■ WHAT TO PRODUCE ■
Count how many lines in the material below hold the word "title"; the reply is that number alone.

(Structured figure records)
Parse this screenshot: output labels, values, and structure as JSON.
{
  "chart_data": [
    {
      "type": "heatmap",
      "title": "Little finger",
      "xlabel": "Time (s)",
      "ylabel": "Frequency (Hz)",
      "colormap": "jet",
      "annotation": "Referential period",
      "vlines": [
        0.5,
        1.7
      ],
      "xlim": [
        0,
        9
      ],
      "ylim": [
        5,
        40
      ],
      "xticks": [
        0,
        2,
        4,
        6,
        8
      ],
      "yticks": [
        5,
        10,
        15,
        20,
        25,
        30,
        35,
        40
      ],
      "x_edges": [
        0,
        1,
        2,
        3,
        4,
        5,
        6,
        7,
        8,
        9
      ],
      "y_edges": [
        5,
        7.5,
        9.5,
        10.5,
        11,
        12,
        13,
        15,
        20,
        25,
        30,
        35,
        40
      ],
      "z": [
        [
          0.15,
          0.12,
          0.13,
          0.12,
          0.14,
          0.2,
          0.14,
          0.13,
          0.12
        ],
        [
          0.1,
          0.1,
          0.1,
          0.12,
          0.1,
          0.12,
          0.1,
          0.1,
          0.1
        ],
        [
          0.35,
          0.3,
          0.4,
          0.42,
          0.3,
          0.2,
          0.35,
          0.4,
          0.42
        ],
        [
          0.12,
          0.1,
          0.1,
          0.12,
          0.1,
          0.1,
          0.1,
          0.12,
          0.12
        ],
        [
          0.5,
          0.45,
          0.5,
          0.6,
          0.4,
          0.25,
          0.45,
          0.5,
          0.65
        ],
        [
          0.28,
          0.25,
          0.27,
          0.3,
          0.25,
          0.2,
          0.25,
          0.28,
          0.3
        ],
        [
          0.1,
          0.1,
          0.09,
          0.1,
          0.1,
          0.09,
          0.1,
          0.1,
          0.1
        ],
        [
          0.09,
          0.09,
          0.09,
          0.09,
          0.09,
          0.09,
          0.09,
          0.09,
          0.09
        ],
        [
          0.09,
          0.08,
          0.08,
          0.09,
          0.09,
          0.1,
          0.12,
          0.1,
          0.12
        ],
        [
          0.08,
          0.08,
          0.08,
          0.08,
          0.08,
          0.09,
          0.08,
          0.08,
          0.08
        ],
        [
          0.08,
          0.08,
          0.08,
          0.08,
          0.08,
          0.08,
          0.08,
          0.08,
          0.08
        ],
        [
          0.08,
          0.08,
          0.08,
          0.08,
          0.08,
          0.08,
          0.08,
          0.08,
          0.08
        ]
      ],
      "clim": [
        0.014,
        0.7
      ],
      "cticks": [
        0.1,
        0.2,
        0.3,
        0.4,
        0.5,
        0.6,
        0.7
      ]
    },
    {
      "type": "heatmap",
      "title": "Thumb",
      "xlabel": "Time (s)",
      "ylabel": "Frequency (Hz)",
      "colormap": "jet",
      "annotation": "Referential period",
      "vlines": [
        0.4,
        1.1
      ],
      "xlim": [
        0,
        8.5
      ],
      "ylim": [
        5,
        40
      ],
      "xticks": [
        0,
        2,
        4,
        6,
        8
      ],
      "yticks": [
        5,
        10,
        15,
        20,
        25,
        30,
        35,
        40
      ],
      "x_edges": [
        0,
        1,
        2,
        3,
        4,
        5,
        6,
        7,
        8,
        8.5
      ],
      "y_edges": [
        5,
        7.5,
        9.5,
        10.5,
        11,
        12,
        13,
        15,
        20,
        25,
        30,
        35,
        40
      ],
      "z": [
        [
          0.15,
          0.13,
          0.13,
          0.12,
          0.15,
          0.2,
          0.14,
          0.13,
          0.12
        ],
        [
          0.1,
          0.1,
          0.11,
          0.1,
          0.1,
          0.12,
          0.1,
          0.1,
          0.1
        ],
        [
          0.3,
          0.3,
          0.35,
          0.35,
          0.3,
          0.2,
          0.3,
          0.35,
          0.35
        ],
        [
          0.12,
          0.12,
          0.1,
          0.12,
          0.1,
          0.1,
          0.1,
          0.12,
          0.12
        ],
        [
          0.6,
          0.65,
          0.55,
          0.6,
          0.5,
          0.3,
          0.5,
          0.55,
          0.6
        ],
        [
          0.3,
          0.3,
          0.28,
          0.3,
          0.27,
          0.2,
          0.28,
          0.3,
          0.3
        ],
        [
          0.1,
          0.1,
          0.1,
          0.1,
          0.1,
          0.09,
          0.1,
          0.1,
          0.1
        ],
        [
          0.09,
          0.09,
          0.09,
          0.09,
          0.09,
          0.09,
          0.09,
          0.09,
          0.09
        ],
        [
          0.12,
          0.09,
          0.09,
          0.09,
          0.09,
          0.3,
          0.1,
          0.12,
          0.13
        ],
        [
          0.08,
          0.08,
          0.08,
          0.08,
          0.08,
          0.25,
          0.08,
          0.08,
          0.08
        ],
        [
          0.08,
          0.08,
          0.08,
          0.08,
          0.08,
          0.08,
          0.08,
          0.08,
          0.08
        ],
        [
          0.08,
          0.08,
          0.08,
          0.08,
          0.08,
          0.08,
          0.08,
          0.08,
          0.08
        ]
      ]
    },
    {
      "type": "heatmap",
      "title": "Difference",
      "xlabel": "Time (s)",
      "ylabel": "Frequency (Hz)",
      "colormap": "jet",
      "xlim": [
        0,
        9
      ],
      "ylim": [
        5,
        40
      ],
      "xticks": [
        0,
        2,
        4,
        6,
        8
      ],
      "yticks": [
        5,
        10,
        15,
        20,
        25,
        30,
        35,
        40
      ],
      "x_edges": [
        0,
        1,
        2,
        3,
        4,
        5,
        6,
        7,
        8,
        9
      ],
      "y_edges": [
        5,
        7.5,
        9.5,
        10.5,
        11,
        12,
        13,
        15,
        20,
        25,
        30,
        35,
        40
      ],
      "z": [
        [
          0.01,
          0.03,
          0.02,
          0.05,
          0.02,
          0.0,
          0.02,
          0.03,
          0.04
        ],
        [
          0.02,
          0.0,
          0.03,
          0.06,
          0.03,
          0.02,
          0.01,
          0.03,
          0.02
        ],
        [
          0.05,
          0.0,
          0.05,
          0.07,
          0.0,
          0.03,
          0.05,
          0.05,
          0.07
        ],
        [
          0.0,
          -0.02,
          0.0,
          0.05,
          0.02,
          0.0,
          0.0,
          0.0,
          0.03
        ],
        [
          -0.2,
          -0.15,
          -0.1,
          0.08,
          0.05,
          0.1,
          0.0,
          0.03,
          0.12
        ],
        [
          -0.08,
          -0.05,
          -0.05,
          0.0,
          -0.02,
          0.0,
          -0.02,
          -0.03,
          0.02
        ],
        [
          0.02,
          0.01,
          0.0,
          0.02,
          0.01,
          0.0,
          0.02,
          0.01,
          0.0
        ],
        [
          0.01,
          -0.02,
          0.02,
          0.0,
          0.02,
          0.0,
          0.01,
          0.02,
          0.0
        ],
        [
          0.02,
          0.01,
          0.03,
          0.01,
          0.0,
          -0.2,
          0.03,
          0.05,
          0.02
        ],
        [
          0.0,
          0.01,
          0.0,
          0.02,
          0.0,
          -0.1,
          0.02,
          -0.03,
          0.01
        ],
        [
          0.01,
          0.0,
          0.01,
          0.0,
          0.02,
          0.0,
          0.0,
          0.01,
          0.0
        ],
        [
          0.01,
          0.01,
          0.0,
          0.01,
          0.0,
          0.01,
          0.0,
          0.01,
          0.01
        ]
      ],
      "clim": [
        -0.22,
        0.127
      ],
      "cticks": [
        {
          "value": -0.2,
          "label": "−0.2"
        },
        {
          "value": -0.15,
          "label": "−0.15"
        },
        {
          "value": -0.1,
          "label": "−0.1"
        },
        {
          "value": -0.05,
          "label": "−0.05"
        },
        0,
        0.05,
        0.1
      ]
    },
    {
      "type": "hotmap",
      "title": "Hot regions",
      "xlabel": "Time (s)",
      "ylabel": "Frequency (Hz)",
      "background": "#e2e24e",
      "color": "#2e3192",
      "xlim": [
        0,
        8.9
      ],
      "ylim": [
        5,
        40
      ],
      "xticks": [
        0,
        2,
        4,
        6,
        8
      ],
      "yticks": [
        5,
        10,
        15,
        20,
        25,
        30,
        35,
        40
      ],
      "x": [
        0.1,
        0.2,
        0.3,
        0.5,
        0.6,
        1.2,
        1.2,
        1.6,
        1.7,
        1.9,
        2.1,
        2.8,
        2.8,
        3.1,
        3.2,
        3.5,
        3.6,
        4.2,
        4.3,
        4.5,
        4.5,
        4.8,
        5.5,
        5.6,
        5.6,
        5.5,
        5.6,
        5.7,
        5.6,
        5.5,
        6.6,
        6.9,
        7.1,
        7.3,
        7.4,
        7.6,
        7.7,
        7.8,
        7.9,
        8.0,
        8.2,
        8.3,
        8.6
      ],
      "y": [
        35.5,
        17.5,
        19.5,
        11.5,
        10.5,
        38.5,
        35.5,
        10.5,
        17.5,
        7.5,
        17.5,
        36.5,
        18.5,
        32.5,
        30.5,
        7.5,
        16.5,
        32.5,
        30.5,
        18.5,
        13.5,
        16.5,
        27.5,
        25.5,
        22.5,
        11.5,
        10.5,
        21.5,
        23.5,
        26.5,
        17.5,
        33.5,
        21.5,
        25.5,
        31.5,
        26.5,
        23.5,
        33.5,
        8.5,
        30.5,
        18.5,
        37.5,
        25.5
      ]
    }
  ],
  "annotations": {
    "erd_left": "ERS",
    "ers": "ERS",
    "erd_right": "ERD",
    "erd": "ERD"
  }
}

■ ANSWER TO THE PROBLEM ■
4